__DATA SHOWN__
>> begin
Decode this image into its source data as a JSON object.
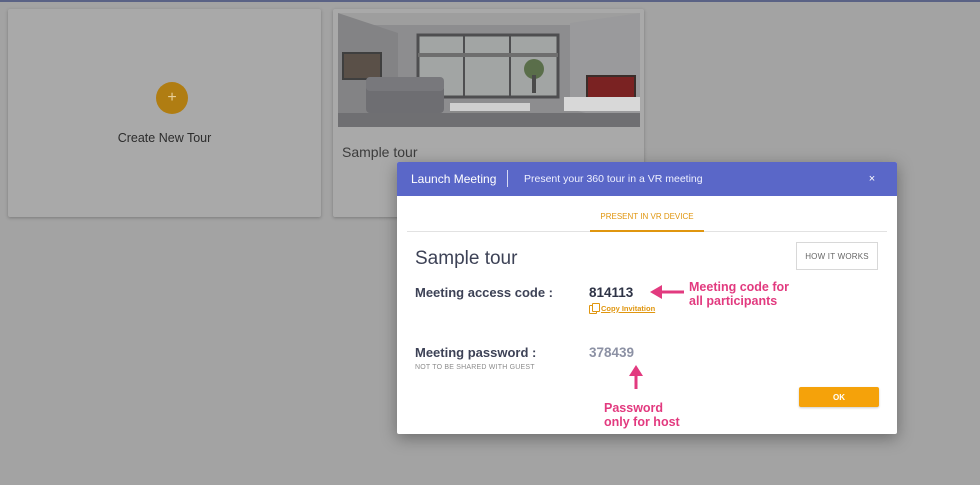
{
  "background": {
    "create_card": {
      "label": "Create New Tour",
      "icon": "plus-icon",
      "button_glyph": "+"
    },
    "sample_card": {
      "title": "Sample tour"
    }
  },
  "modal": {
    "title": "Launch Meeting",
    "subtitle": "Present your 360 tour in a VR meeting",
    "close_glyph": "×",
    "tabs": [
      {
        "label": "PRESENT IN VR DEVICE",
        "active": true
      }
    ],
    "tour_title": "Sample tour",
    "how_it_works": "HOW IT WORKS",
    "access_code_label": "Meeting access code :",
    "access_code": "814113",
    "copy_invitation": "Copy Invitation",
    "password_label": "Meeting password :",
    "password_note": "NOT TO BE SHARED WITH GUEST",
    "password": "378439",
    "ok": "OK"
  },
  "annotations": {
    "code_note_line1": "Meeting code for",
    "code_note_line2": "all participants",
    "pass_note_line1": "Password",
    "pass_note_line2": "only for host"
  },
  "colors": {
    "header": "#5a67c8",
    "accent": "#f5a20a",
    "annotation": "#e23a7f",
    "overlay": "#a3a3a3"
  }
}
>> end
__DIRECTIONS FOR THIS TASK__
Reproduce every entry word for word, but skip any pictures.

__ANSWER FOR THIS EXERCISE__
Decode this image into its source data as a JSON object.
{
  "background": {
    "create_card": {
      "label": "Create New Tour",
      "icon": "plus-icon",
      "button_glyph": "+"
    },
    "sample_card": {
      "title": "Sample tour"
    }
  },
  "modal": {
    "title": "Launch Meeting",
    "subtitle": "Present your 360 tour in a VR meeting",
    "close_glyph": "×",
    "tabs": [
      {
        "label": "PRESENT IN VR DEVICE",
        "active": true
      }
    ],
    "tour_title": "Sample tour",
    "how_it_works": "HOW IT WORKS",
    "access_code_label": "Meeting access code :",
    "access_code": "814113",
    "copy_invitation": "Copy Invitation",
    "password_label": "Meeting password :",
    "password_note": "NOT TO BE SHARED WITH GUEST",
    "password": "378439",
    "ok": "OK"
  },
  "annotations": {
    "code_note_line1": "Meeting code for",
    "code_note_line2": "all participants",
    "pass_note_line1": "Password",
    "pass_note_line2": "only for host"
  },
  "colors": {
    "header": "#5a67c8",
    "accent": "#f5a20a",
    "annotation": "#e23a7f",
    "overlay": "#a3a3a3"
  }
}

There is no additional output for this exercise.